--- THE PROBLEM ---
Arrange the listing as a Markdown table with the columns Row and Line. Start at its first line, include every line up to and including the line with "bar-level — [1187, 545, 1196, 596]", and leave out blank lines.

[Layout annotation listing]
○ ○ ○ ○ ○ ○ ○
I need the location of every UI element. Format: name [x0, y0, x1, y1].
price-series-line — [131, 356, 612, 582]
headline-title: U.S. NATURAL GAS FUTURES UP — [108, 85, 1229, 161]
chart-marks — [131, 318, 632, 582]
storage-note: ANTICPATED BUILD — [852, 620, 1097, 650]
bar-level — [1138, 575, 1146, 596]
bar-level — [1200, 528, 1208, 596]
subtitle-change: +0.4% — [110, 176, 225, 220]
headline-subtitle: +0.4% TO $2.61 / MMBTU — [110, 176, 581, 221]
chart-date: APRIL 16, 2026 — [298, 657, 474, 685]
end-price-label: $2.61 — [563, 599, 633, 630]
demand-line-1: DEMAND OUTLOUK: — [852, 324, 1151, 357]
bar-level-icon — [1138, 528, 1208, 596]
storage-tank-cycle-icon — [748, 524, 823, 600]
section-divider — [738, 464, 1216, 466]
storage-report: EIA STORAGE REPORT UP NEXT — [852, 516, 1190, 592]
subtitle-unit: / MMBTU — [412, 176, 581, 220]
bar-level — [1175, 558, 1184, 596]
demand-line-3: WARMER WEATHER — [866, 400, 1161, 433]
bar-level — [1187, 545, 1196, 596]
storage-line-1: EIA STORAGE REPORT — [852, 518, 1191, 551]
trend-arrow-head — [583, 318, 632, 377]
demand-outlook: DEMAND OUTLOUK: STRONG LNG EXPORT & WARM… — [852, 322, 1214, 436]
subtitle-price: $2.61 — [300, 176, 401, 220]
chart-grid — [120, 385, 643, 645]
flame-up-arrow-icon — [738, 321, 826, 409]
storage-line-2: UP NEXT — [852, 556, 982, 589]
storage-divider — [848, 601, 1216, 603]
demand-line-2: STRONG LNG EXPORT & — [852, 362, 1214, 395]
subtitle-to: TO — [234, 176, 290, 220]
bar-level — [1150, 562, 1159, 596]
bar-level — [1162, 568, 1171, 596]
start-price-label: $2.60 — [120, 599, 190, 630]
○ ○ ○ ○ ○ ○ ○
--- SOLUTION FOR THIS EXERCISE ---
| Row | Line |
|---|---|
| 1 | I need the location of every UI element. Format: name [x0, y0, x1, y1]. |
| 2 | price-series-line — [131, 356, 612, 582] |
| 3 | headline-title: U.S. NATURAL GAS FUTURES UP — [108, 85, 1229, 161] |
| 4 | chart-marks — [131, 318, 632, 582] |
| 5 | storage-note: ANTICPATED BUILD — [852, 620, 1097, 650] |
| 6 | bar-level — [1138, 575, 1146, 596] |
| 7 | bar-level — [1200, 528, 1208, 596] |
| 8 | subtitle-change: +0.4% — [110, 176, 225, 220] |
| 9 | headline-subtitle: +0.4% TO $2.61 / MMBTU — [110, 176, 581, 221] |
| 10 | chart-date: APRIL 16, 2026 — [298, 657, 474, 685] |
| 11 | end-price-label: $2.61 — [563, 599, 633, 630] |
| 12 | demand-line-1: DEMAND OUTLOUK: — [852, 324, 1151, 357] |
| 13 | bar-level-icon — [1138, 528, 1208, 596] |
| 14 | storage-tank-cycle-icon — [748, 524, 823, 600] |
| 15 | section-divider — [738, 464, 1216, 466] |
| 16 | storage-report: EIA STORAGE REPORT UP NEXT — [852, 516, 1190, 592] |
| 17 | subtitle-unit: / MMBTU — [412, 176, 581, 220] |
| 18 | bar-level — [1175, 558, 1184, 596] |
| 19 | demand-line-3: WARMER WEATHER — [866, 400, 1161, 433] |
| 20 | bar-level — [1187, 545, 1196, 596] |